# START OF ENTRIES
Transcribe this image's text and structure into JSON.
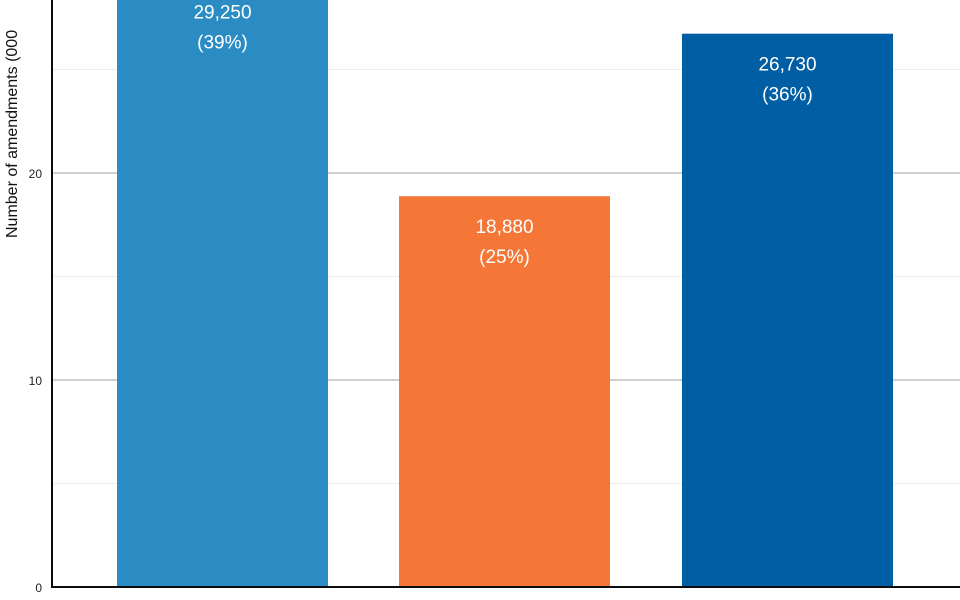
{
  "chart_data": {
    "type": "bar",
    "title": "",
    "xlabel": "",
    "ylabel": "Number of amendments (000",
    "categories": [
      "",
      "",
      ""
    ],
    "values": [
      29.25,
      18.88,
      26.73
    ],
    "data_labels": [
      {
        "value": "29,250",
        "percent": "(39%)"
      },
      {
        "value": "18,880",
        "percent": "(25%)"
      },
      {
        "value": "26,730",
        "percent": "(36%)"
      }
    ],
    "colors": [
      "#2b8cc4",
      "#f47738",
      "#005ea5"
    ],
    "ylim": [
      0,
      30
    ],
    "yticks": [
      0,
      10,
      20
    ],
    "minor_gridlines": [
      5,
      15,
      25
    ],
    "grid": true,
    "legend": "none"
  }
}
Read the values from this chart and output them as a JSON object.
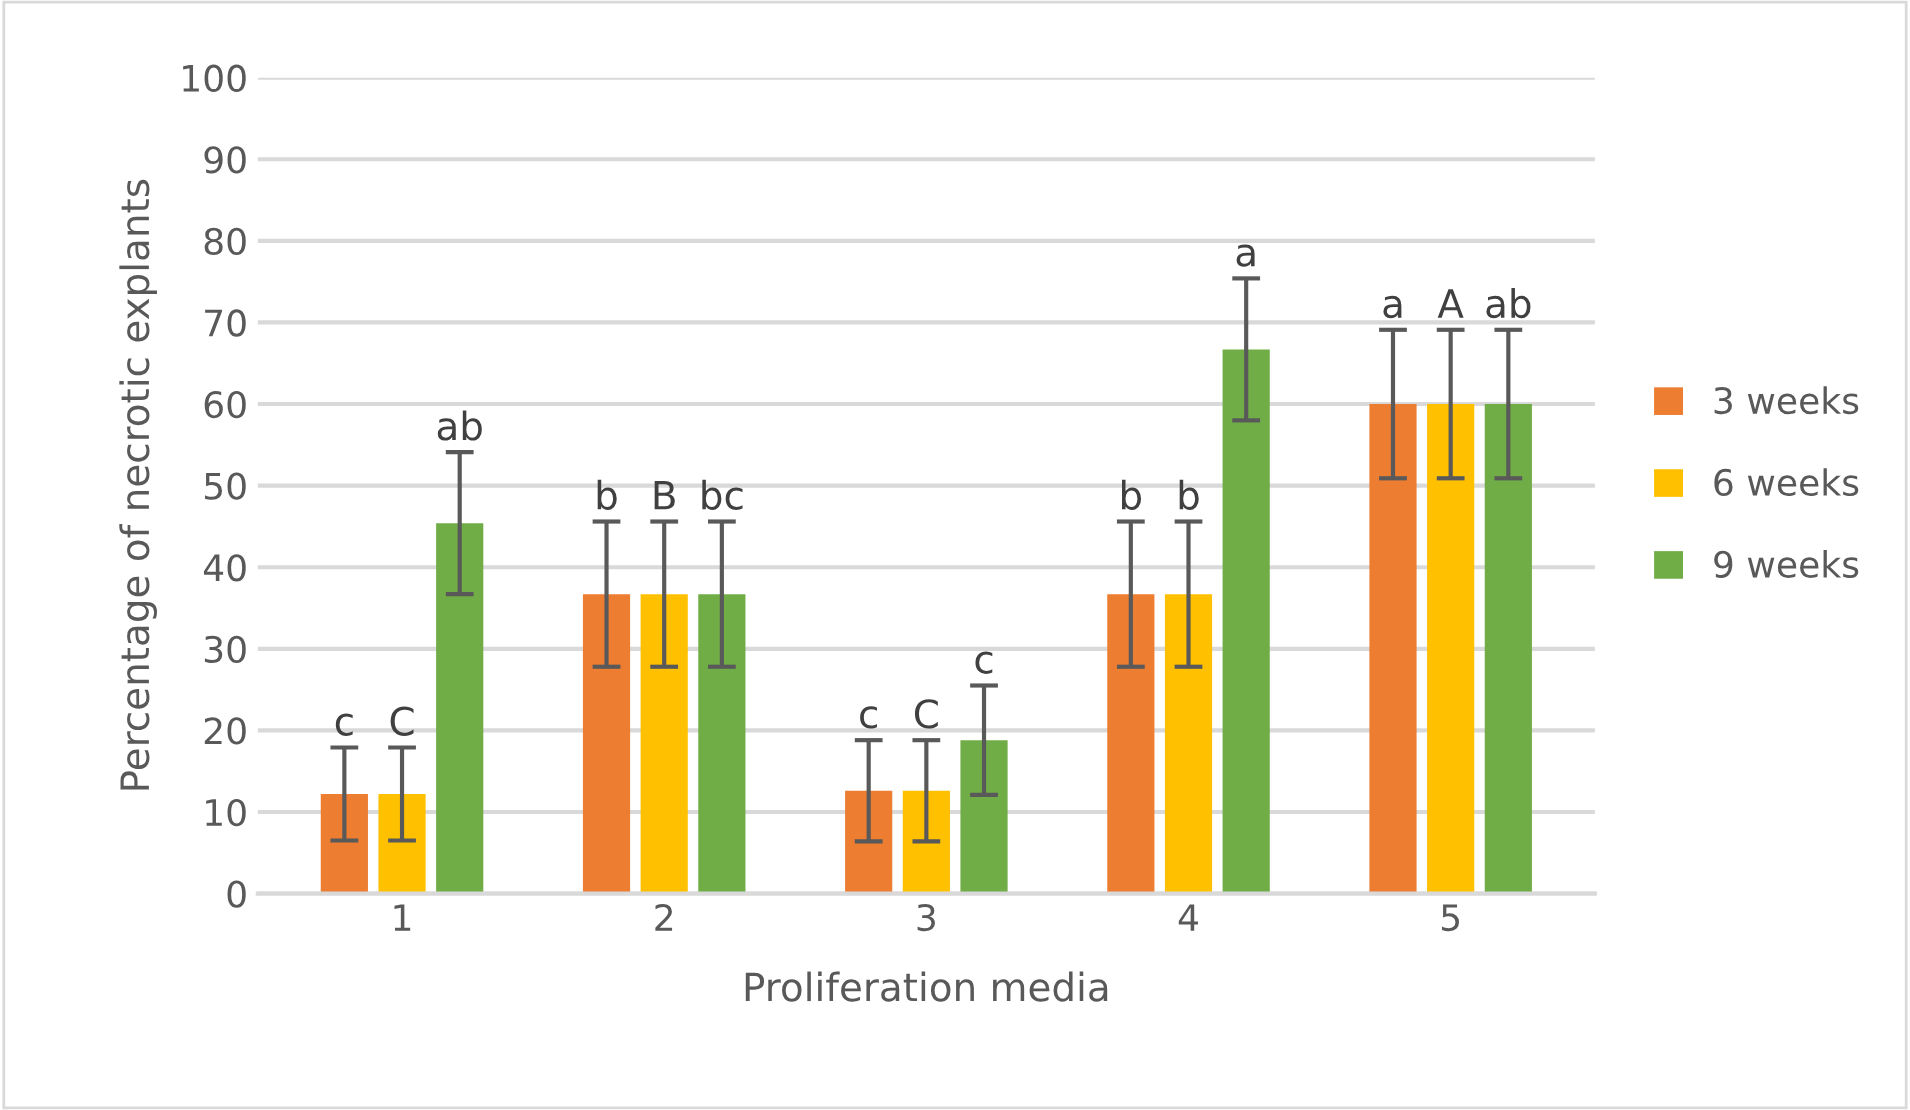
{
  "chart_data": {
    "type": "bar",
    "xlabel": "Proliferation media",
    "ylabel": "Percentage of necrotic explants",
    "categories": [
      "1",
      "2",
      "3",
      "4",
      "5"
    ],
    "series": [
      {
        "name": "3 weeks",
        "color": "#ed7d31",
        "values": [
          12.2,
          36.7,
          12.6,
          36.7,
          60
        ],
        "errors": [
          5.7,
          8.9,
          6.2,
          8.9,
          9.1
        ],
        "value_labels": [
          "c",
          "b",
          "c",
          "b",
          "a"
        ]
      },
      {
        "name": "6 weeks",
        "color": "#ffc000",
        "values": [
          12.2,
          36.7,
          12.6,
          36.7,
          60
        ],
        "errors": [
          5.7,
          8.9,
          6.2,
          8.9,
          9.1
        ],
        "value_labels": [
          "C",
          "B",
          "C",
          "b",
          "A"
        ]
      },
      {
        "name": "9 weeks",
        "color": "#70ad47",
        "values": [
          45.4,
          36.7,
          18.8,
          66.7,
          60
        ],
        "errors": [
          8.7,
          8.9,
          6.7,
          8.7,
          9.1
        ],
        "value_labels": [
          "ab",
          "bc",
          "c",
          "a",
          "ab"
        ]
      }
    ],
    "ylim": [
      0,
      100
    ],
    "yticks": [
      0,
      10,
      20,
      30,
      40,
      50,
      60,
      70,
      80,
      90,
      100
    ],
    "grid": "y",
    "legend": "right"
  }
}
# END OF ENTRIES
# START OF ENTRIES
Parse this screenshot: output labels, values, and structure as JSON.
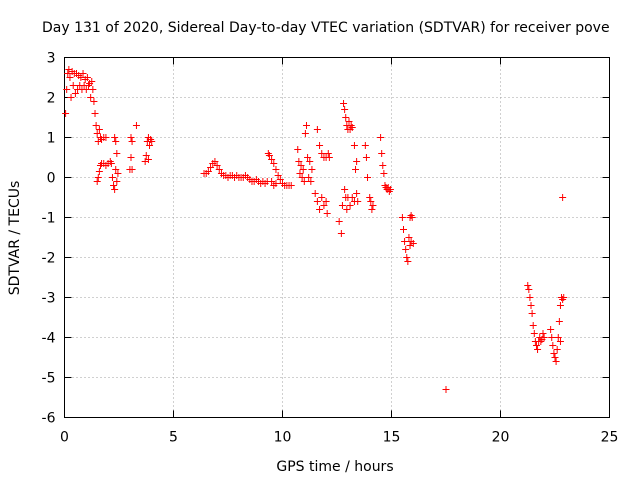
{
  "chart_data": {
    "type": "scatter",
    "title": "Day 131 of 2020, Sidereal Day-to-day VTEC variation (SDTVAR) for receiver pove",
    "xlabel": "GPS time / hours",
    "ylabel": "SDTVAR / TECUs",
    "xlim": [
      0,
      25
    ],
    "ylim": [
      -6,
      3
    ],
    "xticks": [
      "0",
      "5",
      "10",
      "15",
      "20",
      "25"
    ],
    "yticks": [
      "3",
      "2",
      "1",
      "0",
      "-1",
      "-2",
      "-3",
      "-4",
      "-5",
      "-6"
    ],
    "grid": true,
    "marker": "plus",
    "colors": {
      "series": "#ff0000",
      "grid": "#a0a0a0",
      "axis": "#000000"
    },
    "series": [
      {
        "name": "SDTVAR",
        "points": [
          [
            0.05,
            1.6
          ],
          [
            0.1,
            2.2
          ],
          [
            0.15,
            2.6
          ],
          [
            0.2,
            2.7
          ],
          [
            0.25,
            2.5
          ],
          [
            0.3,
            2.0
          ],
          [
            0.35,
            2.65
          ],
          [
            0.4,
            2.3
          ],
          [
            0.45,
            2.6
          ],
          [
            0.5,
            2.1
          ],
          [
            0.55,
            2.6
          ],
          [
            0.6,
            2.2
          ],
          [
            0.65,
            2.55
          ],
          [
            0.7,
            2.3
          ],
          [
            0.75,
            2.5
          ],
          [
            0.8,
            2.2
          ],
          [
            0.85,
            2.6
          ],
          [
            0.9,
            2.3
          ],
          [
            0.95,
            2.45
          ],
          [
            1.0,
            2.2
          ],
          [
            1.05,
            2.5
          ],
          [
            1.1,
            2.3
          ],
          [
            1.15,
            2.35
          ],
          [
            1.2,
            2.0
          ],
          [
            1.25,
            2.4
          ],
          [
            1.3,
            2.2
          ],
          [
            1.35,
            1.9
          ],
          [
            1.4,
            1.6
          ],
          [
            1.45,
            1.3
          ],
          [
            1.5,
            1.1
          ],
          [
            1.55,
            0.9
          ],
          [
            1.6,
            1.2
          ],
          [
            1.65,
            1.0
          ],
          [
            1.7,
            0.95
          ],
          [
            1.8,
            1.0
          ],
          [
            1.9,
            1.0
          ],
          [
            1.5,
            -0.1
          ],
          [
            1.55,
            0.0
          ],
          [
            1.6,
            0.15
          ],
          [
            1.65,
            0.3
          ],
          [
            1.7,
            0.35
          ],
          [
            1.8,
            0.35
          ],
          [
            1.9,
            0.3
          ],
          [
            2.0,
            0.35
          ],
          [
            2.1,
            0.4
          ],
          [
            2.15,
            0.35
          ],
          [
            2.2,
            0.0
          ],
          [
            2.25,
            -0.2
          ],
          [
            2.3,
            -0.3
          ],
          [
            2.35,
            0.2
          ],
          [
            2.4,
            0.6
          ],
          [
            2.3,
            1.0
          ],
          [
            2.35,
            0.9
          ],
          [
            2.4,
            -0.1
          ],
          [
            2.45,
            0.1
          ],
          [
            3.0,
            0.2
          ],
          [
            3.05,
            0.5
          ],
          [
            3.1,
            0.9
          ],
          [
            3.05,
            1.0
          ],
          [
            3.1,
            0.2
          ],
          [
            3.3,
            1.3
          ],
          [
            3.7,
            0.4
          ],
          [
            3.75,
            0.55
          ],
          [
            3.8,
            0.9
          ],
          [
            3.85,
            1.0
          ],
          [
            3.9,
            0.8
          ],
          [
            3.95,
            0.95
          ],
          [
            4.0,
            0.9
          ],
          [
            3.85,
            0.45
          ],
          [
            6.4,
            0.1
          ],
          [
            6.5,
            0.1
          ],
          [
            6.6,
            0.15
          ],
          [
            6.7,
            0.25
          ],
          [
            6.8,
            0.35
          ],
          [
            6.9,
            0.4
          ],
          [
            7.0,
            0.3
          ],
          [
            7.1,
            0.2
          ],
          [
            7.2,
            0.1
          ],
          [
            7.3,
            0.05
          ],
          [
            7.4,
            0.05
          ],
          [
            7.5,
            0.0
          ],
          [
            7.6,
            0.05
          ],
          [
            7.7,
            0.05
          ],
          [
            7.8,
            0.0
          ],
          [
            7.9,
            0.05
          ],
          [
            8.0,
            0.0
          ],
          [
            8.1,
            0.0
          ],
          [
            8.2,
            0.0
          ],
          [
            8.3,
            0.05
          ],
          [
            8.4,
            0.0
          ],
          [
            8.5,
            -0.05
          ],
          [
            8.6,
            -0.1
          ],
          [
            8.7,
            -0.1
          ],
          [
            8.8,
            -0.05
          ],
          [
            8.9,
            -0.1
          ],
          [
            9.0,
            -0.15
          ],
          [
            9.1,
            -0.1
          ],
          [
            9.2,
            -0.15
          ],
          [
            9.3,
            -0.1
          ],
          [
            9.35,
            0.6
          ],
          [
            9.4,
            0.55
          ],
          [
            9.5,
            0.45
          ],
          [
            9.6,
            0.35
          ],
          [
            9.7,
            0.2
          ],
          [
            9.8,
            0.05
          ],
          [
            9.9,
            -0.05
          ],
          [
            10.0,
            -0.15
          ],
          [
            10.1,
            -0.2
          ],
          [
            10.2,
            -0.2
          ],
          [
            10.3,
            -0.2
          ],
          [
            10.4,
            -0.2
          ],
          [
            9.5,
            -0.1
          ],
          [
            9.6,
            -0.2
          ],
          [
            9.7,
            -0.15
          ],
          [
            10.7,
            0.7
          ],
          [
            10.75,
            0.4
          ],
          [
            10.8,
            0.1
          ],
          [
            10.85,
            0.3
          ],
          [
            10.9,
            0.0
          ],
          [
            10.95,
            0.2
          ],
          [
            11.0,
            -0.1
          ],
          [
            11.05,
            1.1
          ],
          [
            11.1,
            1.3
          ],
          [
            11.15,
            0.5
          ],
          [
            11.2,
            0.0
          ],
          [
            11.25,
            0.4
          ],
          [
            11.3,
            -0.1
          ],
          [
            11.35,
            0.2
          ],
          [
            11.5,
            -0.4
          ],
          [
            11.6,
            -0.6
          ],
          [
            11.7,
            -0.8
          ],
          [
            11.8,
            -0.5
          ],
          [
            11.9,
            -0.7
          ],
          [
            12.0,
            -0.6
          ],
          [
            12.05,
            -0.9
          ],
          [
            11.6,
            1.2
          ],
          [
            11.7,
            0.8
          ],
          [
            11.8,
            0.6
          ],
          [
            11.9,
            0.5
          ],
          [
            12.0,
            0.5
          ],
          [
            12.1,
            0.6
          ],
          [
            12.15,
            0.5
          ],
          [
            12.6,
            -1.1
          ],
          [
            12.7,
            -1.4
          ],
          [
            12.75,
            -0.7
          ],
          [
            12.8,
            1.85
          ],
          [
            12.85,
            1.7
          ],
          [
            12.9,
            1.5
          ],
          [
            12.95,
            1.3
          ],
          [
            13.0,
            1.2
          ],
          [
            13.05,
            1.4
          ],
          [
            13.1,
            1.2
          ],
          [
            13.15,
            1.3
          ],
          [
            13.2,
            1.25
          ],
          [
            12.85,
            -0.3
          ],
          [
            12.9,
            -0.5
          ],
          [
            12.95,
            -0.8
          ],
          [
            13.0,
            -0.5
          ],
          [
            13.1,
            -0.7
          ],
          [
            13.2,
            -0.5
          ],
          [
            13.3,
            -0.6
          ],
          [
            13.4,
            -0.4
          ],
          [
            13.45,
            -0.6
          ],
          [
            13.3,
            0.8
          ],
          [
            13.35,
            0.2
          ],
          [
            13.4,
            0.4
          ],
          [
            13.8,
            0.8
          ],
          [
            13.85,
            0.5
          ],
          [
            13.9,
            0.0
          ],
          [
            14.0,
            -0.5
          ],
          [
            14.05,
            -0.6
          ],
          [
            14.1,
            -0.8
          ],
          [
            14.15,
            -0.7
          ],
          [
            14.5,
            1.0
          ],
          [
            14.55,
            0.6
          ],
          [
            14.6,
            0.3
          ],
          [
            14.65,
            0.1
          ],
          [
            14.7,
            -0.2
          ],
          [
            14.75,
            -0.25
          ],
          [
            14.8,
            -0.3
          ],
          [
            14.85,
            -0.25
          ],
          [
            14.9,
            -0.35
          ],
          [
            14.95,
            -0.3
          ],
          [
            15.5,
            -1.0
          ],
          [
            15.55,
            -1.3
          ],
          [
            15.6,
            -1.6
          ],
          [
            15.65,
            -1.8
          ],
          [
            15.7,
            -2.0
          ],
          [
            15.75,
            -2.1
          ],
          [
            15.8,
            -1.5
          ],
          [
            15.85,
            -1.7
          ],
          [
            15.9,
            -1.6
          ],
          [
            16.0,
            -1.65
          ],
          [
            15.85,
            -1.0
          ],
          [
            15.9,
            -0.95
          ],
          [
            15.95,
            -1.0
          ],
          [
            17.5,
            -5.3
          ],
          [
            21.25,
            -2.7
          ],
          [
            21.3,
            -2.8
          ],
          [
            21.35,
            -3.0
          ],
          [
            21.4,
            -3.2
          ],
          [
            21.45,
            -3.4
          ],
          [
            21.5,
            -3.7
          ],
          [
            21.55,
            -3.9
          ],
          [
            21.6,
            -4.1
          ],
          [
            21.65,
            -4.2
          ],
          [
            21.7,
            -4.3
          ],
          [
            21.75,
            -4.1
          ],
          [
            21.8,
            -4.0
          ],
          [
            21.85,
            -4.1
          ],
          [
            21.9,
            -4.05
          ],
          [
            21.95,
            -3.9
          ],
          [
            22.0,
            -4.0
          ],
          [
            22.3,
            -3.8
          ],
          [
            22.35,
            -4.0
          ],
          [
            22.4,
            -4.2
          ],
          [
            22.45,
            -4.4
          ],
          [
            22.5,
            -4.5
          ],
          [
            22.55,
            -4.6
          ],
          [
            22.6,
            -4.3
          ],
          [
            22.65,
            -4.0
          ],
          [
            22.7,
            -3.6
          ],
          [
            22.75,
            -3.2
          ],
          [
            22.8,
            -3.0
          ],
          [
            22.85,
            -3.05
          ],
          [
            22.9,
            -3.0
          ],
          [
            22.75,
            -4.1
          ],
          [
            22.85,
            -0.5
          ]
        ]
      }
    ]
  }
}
# END OF ENTRIES
GIVEN TASK:
Go through the records line by line and count those containing the string "SDTVAR". Give only the total.

WORKED ANSWER:
3